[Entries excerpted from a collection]
───
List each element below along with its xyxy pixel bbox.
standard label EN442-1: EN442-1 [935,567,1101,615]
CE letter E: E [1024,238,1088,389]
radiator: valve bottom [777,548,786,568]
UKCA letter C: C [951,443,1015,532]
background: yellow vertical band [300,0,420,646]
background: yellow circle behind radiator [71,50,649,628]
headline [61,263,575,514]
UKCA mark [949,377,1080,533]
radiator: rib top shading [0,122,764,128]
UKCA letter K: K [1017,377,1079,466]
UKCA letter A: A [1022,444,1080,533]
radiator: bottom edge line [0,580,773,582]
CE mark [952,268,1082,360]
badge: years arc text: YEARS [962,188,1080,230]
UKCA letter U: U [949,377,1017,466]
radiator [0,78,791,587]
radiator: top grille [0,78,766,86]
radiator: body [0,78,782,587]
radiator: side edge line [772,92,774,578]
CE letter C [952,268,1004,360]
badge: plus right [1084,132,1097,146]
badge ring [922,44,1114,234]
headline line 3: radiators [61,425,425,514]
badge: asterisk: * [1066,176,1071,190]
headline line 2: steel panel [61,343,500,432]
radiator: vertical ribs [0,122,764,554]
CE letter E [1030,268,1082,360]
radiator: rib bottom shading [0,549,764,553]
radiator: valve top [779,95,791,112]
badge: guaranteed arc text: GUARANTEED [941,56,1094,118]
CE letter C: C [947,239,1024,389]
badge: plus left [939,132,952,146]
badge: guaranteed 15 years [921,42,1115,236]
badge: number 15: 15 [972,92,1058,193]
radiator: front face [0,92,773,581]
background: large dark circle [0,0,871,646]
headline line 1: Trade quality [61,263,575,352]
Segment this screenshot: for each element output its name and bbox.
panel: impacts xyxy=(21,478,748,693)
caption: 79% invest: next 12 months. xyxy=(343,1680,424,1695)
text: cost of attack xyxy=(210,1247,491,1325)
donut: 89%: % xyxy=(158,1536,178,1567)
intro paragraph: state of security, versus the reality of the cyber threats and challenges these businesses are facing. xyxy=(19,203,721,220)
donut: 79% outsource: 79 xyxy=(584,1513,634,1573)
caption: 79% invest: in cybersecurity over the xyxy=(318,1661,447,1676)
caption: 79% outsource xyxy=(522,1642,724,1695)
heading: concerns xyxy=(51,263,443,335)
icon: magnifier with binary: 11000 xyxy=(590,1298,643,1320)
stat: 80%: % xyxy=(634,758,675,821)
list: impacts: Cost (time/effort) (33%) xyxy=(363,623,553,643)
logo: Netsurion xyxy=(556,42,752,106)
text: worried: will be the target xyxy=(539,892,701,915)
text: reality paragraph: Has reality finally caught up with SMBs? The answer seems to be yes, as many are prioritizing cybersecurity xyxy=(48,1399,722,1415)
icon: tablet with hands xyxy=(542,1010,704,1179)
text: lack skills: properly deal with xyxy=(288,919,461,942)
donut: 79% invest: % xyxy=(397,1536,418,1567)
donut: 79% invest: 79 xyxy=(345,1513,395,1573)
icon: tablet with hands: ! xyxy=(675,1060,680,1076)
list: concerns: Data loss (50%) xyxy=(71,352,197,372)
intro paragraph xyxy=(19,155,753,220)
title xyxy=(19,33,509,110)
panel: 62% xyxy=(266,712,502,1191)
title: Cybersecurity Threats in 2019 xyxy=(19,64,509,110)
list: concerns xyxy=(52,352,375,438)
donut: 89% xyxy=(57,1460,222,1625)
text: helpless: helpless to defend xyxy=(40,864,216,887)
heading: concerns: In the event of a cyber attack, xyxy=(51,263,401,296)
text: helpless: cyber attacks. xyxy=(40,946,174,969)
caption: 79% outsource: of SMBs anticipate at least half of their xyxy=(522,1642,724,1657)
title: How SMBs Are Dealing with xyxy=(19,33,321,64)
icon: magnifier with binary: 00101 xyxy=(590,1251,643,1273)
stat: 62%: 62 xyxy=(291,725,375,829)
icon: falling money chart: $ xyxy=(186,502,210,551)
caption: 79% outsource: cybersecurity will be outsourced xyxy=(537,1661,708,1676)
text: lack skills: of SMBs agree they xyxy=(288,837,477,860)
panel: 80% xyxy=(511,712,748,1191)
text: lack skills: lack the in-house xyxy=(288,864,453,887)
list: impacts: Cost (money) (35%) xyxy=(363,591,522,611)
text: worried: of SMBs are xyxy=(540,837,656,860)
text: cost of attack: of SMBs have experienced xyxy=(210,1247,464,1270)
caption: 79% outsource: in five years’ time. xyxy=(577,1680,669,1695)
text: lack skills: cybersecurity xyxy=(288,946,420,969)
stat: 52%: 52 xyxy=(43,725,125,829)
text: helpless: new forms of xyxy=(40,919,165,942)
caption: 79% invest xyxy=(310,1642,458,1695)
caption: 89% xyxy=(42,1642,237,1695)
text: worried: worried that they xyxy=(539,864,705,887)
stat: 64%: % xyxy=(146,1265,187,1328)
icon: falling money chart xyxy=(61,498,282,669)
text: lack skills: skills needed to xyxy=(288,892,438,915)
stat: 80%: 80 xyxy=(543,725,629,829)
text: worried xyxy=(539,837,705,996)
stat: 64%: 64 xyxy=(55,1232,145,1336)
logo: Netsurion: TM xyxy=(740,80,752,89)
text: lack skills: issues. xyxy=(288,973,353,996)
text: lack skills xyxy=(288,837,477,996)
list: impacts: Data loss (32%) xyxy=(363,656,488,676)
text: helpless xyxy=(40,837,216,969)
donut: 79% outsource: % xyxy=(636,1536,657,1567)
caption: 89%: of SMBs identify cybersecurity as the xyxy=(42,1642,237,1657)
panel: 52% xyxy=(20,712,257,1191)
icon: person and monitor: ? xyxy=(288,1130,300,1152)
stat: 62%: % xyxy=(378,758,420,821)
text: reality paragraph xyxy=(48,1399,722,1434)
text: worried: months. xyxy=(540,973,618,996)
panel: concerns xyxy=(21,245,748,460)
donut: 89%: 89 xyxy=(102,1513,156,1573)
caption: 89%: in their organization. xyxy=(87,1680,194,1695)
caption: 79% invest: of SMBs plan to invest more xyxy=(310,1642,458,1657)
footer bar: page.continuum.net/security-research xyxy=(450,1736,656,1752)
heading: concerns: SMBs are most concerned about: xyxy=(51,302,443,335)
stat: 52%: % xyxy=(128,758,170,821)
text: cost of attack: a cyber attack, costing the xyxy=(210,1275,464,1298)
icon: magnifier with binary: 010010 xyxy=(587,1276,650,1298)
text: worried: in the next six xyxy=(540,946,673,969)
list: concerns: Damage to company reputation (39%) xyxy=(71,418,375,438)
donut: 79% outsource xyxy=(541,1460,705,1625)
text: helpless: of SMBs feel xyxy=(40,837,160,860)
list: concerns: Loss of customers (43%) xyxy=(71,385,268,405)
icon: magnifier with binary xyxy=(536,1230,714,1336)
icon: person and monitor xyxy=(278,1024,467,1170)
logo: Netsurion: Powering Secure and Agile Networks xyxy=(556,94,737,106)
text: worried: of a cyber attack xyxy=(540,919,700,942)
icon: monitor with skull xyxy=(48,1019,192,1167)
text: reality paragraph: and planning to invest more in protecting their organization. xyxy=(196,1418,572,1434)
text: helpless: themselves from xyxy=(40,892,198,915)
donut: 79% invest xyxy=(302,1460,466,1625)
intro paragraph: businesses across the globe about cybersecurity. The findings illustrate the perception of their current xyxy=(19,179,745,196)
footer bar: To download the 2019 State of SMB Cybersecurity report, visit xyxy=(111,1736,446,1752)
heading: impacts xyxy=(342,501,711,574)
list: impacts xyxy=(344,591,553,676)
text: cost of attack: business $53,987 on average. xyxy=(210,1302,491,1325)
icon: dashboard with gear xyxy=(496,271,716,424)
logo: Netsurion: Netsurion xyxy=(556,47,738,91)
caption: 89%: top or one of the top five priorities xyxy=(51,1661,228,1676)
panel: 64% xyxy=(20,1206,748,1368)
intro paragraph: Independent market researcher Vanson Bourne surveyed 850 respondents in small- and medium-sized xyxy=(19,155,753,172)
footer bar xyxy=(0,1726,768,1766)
───
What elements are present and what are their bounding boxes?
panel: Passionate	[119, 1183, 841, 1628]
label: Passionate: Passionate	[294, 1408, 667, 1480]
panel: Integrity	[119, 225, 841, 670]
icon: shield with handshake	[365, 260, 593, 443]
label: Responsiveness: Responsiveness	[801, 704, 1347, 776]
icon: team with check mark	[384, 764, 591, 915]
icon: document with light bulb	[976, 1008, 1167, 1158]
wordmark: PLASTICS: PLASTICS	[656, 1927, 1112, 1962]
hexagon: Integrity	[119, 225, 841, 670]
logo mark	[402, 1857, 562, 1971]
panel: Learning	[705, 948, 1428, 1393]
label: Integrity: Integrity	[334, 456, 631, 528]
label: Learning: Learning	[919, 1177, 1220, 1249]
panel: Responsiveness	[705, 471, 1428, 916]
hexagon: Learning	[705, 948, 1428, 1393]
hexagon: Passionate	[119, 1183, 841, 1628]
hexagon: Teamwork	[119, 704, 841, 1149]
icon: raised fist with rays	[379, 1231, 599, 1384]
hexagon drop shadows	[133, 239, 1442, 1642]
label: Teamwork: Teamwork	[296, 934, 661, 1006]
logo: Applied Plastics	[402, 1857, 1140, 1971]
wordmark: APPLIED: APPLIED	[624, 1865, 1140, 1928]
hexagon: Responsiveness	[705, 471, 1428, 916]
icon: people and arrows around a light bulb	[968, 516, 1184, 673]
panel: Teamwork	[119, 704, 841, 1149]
───
[Exercise task] Convert the lines between the one containing "List each element" and the one containing "UKCA letter K: K [1017,377,1079,466]", inclusive, into a Markdown table with the columns Row and Line. Number each row and skip any blank lines.

[Answer for the task]
| Row | Line |
|---|---|
| 1 | List each element below along with its xyxy pixel bbox. |
| 2 | standard label EN442-1: EN442-1 [935,567,1101,615] |
| 3 | CE letter E: E [1024,238,1088,389] |
| 4 | radiator: valve bottom [777,548,786,568] |
| 5 | UKCA letter C: C [951,443,1015,532] |
| 6 | background: yellow vertical band [300,0,420,646] |
| 7 | background: yellow circle behind radiator [71,50,649,628] |
| 8 | headline [61,263,575,514] |
| 9 | UKCA mark [949,377,1080,533] |
| 10 | radiator: rib top shading [0,122,764,128] |
| 11 | UKCA letter K: K [1017,377,1079,466] |